◆ **WORK TO COMPLETE**
Can you print every record below exactly as written?

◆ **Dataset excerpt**
— begin —
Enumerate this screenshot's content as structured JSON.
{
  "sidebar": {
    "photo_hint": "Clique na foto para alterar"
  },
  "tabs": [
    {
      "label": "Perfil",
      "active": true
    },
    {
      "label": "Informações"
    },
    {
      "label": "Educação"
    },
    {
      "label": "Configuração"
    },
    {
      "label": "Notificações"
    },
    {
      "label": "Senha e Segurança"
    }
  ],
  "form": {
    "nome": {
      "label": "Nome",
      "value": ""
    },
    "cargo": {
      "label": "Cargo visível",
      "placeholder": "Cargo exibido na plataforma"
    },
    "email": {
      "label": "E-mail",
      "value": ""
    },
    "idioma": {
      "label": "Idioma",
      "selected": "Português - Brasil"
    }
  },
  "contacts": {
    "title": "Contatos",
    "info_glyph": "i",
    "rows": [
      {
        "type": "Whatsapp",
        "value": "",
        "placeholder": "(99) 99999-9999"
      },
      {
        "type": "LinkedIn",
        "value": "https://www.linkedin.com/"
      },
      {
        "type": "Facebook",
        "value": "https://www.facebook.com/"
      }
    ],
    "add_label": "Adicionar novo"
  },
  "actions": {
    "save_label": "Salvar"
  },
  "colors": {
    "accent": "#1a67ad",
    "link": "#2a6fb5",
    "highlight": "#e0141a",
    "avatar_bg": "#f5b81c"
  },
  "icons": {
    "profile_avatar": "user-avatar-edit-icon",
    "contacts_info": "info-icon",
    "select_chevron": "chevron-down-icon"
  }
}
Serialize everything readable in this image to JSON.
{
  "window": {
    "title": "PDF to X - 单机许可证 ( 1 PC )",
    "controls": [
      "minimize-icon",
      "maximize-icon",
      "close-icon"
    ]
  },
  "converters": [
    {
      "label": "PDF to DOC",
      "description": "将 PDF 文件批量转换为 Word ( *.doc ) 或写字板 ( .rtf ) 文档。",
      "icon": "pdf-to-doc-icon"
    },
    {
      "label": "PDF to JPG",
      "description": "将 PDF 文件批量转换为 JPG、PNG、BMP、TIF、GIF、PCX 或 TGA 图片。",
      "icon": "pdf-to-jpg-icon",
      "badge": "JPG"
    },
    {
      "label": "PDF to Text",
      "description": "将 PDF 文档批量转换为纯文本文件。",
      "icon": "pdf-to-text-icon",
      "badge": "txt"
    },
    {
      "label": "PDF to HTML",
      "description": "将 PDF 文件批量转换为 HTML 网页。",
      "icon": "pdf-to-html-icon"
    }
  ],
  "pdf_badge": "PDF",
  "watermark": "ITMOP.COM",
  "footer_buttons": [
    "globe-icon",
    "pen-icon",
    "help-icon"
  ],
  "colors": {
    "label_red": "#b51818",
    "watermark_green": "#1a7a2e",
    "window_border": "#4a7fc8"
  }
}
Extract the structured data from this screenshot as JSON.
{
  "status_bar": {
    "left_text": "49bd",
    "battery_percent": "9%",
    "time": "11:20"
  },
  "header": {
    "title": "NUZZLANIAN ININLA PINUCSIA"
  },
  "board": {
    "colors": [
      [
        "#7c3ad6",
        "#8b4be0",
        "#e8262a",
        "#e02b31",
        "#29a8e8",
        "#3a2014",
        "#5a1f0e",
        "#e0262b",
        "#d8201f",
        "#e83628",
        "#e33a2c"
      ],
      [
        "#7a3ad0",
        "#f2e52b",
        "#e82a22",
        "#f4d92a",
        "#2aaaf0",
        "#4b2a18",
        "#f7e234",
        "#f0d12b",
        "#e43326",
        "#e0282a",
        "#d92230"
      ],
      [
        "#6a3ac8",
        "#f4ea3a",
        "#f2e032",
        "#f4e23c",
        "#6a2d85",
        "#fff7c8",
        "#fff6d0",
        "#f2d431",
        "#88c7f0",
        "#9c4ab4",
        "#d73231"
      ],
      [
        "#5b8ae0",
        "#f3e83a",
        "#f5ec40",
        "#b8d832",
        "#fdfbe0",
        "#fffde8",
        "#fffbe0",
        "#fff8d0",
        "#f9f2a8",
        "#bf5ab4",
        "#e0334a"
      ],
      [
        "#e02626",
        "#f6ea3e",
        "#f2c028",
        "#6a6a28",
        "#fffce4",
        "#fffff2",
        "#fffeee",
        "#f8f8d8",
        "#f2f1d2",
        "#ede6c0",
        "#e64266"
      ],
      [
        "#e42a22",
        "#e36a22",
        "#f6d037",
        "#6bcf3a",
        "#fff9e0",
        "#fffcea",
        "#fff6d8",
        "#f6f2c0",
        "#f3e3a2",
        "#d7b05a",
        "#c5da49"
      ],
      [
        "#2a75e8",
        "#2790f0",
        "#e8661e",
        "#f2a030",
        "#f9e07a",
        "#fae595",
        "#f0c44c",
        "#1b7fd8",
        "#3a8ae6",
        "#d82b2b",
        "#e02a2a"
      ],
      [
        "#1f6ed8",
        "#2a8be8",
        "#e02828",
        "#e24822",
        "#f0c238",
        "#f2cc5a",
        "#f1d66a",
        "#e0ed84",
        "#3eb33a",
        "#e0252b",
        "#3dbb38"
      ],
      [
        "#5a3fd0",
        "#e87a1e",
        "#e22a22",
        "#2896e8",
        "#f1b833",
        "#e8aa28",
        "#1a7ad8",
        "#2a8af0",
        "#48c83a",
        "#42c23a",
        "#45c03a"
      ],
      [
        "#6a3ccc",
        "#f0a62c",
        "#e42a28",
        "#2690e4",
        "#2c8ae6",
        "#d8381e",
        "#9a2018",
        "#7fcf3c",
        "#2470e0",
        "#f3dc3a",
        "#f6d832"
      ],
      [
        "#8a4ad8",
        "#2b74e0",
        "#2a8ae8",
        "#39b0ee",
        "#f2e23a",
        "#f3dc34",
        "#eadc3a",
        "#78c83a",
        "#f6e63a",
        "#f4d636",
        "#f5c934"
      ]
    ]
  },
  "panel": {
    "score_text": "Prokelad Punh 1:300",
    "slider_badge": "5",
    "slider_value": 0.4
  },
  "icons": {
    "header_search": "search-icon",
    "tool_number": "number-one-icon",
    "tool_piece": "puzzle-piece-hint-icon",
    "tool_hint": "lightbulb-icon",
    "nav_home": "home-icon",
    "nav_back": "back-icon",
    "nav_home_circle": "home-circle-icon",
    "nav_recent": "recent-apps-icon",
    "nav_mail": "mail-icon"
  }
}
— end —
◆ **WRITTEN ANSWER**
Enumerate this screenshot's content as structured JSON.
{
  "sidebar": {
    "photo_hint": "Clique na foto para alterar"
  },
  "tabs": [
    {
      "label": "Perfil",
      "active": true
    },
    {
      "label": "Informações"
    },
    {
      "label": "Educação"
    },
    {
      "label": "Configuração"
    },
    {
      "label": "Notificações"
    },
    {
      "label": "Senha e Segurança"
    }
  ],
  "form": {
    "nome": {
      "label": "Nome",
      "value": ""
    },
    "cargo": {
      "label": "Cargo visível",
      "placeholder": "Cargo exibido na plataforma"
    },
    "email": {
      "label": "E-mail",
      "value": ""
    },
    "idioma": {
      "label": "Idioma",
      "selected": "Português - Brasil"
    }
  },
  "contacts": {
    "title": "Contatos",
    "info_glyph": "i",
    "rows": [
      {
        "type": "Whatsapp",
        "value": "",
        "placeholder": "(99) 99999-9999"
      },
      {
        "type": "LinkedIn",
        "value": "https://www.linkedin.com/"
      },
      {
        "type": "Facebook",
        "value": "https://www.facebook.com/"
      }
    ],
    "add_label": "Adicionar novo"
  },
  "actions": {
    "save_label": "Salvar"
  },
  "colors": {
    "accent": "#1a67ad",
    "link": "#2a6fb5",
    "highlight": "#e0141a",
    "avatar_bg": "#f5b81c"
  },
  "icons": {
    "profile_avatar": "user-avatar-edit-icon",
    "contacts_info": "info-icon",
    "select_chevron": "chevron-down-icon"
  }
}
Serialize everything readable in this image to JSON.
{
  "window": {
    "title": "PDF to X - 单机许可证 ( 1 PC )",
    "controls": [
      "minimize-icon",
      "maximize-icon",
      "close-icon"
    ]
  },
  "converters": [
    {
      "label": "PDF to DOC",
      "description": "将 PDF 文件批量转换为 Word ( *.doc ) 或写字板 ( .rtf ) 文档。",
      "icon": "pdf-to-doc-icon"
    },
    {
      "label": "PDF to JPG",
      "description": "将 PDF 文件批量转换为 JPG、PNG、BMP、TIF、GIF、PCX 或 TGA 图片。",
      "icon": "pdf-to-jpg-icon",
      "badge": "JPG"
    },
    {
      "label": "PDF to Text",
      "description": "将 PDF 文档批量转换为纯文本文件。",
      "icon": "pdf-to-text-icon",
      "badge": "txt"
    },
    {
      "label": "PDF to HTML",
      "description": "将 PDF 文件批量转换为 HTML 网页。",
      "icon": "pdf-to-html-icon"
    }
  ],
  "pdf_badge": "PDF",
  "watermark": "ITMOP.COM",
  "footer_buttons": [
    "globe-icon",
    "pen-icon",
    "help-icon"
  ],
  "colors": {
    "label_red": "#b51818",
    "watermark_green": "#1a7a2e",
    "window_border": "#4a7fc8"
  }
}
Extract the structured data from this screenshot as JSON.
{
  "status_bar": {
    "left_text": "49bd",
    "battery_percent": "9%",
    "time": "11:20"
  },
  "header": {
    "title": "NUZZLANIAN ININLA PINUCSIA"
  },
  "board": {
    "colors": [
      [
        "#7c3ad6",
        "#8b4be0",
        "#e8262a",
        "#e02b31",
        "#29a8e8",
        "#3a2014",
        "#5a1f0e",
        "#e0262b",
        "#d8201f",
        "#e83628",
        "#e33a2c"
      ],
      [
        "#7a3ad0",
        "#f2e52b",
        "#e82a22",
        "#f4d92a",
        "#2aaaf0",
        "#4b2a18",
        "#f7e234",
        "#f0d12b",
        "#e43326",
        "#e0282a",
        "#d92230"
      ],
      [
        "#6a3ac8",
        "#f4ea3a",
        "#f2e032",
        "#f4e23c",
        "#6a2d85",
        "#fff7c8",
        "#fff6d0",
        "#f2d431",
        "#88c7f0",
        "#9c4ab4",
        "#d73231"
      ],
      [
        "#5b8ae0",
        "#f3e83a",
        "#f5ec40",
        "#b8d832",
        "#fdfbe0",
        "#fffde8",
        "#fffbe0",
        "#fff8d0",
        "#f9f2a8",
        "#bf5ab4",
        "#e0334a"
      ],
      [
        "#e02626",
        "#f6ea3e",
        "#f2c028",
        "#6a6a28",
        "#fffce4",
        "#fffff2",
        "#fffeee",
        "#f8f8d8",
        "#f2f1d2",
        "#ede6c0",
        "#e64266"
      ],
      [
        "#e42a22",
        "#e36a22",
        "#f6d037",
        "#6bcf3a",
        "#fff9e0",
        "#fffcea",
        "#fff6d8",
        "#f6f2c0",
        "#f3e3a2",
        "#d7b05a",
        "#c5da49"
      ],
      [
        "#2a75e8",
        "#2790f0",
        "#e8661e",
        "#f2a030",
        "#f9e07a",
        "#fae595",
        "#f0c44c",
        "#1b7fd8",
        "#3a8ae6",
        "#d82b2b",
        "#e02a2a"
      ],
      [
        "#1f6ed8",
        "#2a8be8",
        "#e02828",
        "#e24822",
        "#f0c238",
        "#f2cc5a",
        "#f1d66a",
        "#e0ed84",
        "#3eb33a",
        "#e0252b",
        "#3dbb38"
      ],
      [
        "#5a3fd0",
        "#e87a1e",
        "#e22a22",
        "#2896e8",
        "#f1b833",
        "#e8aa28",
        "#1a7ad8",
        "#2a8af0",
        "#48c83a",
        "#42c23a",
        "#45c03a"
      ],
      [
        "#6a3ccc",
        "#f0a62c",
        "#e42a28",
        "#2690e4",
        "#2c8ae6",
        "#d8381e",
        "#9a2018",
        "#7fcf3c",
        "#2470e0",
        "#f3dc3a",
        "#f6d832"
      ],
      [
        "#8a4ad8",
        "#2b74e0",
        "#2a8ae8",
        "#39b0ee",
        "#f2e23a",
        "#f3dc34",
        "#eadc3a",
        "#78c83a",
        "#f6e63a",
        "#f4d636",
        "#f5c934"
      ]
    ]
  },
  "panel": {
    "score_text": "Prokelad Punh 1:300",
    "slider_badge": "5",
    "slider_value": 0.4
  },
  "icons": {
    "header_search": "search-icon",
    "tool_number": "number-one-icon",
    "tool_piece": "puzzle-piece-hint-icon",
    "tool_hint": "lightbulb-icon",
    "nav_home": "home-icon",
    "nav_back": "back-icon",
    "nav_home_circle": "home-circle-icon",
    "nav_recent": "recent-apps-icon",
    "nav_mail": "mail-icon"
  }
}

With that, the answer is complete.